[What to work on]
Find every line in the records below that contains the word "Inflation", and copy each such line.
--- Start ---
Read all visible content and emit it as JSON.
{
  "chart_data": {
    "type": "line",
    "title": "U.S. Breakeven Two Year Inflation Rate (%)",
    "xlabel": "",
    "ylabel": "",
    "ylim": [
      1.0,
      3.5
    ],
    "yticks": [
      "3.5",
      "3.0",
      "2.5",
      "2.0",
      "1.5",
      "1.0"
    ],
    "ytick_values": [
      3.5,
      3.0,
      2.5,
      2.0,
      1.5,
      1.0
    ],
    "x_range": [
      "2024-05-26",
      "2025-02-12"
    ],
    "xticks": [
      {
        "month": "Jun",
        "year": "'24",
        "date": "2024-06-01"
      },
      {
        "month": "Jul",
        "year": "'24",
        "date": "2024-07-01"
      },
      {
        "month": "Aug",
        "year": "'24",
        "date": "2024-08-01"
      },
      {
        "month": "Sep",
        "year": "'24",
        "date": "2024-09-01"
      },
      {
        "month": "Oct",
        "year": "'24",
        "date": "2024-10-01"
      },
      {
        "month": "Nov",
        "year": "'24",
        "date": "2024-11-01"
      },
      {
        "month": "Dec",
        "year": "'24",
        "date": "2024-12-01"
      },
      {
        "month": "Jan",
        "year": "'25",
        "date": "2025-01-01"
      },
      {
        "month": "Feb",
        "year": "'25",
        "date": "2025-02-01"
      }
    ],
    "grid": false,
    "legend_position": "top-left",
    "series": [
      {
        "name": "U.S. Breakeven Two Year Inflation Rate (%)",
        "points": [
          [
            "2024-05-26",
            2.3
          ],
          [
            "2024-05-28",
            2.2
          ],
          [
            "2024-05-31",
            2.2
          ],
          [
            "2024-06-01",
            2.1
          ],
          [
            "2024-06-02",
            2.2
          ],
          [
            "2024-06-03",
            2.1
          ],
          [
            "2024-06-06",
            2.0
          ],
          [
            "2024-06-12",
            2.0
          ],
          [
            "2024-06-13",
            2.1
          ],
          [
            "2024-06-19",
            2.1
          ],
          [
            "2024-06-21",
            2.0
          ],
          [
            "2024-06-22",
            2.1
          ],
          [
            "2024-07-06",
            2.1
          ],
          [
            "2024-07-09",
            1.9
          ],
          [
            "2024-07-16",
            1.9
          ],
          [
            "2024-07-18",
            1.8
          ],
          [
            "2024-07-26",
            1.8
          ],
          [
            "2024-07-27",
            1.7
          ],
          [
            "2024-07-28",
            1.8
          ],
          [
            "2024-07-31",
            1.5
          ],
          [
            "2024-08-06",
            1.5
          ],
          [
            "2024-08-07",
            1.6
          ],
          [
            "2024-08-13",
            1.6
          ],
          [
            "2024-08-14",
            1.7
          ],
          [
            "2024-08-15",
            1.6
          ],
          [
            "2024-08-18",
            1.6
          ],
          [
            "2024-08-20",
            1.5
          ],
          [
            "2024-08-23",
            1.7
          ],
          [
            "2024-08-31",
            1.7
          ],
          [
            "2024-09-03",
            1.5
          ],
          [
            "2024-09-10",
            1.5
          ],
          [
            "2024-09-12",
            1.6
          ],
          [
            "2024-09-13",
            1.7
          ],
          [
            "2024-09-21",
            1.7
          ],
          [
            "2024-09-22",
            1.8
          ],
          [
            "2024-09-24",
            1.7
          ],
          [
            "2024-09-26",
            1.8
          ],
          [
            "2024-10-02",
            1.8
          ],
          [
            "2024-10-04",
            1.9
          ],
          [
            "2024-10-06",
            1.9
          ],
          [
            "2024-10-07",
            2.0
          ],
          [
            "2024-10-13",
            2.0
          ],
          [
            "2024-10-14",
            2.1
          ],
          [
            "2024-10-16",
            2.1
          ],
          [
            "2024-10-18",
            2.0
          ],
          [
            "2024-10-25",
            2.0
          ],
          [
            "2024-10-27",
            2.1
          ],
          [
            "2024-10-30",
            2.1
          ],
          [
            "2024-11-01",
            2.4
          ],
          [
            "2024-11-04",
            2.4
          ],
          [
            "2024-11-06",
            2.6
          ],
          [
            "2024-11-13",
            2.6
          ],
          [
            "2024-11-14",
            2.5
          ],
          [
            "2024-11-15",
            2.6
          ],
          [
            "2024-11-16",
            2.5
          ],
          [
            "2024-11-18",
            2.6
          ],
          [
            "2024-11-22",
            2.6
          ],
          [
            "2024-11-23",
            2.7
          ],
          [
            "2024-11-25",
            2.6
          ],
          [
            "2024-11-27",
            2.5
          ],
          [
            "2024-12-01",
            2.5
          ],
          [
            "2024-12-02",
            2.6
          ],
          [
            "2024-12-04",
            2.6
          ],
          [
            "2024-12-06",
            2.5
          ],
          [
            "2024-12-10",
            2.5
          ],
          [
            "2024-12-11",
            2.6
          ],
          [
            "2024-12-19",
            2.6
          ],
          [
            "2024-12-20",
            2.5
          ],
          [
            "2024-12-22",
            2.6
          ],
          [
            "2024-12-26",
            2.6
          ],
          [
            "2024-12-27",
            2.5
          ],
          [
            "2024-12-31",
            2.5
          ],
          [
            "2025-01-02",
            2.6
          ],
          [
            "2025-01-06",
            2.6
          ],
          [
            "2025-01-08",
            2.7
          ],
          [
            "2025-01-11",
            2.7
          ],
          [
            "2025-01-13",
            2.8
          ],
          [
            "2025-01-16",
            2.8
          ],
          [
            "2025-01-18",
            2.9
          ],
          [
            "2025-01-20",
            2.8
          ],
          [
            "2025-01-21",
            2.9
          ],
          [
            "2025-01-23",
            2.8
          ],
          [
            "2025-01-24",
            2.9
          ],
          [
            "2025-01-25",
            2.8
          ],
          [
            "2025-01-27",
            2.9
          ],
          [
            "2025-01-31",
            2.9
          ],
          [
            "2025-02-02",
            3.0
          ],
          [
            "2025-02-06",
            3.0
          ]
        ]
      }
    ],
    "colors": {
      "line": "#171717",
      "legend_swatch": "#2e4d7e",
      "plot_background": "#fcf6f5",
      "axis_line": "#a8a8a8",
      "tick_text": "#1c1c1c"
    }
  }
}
--- End ---
[Correct response]
    "title": "U.S. Breakeven Two Year Inflation Rate (%)",
        "name": "U.S. Breakeven Two Year Inflation Rate (%)",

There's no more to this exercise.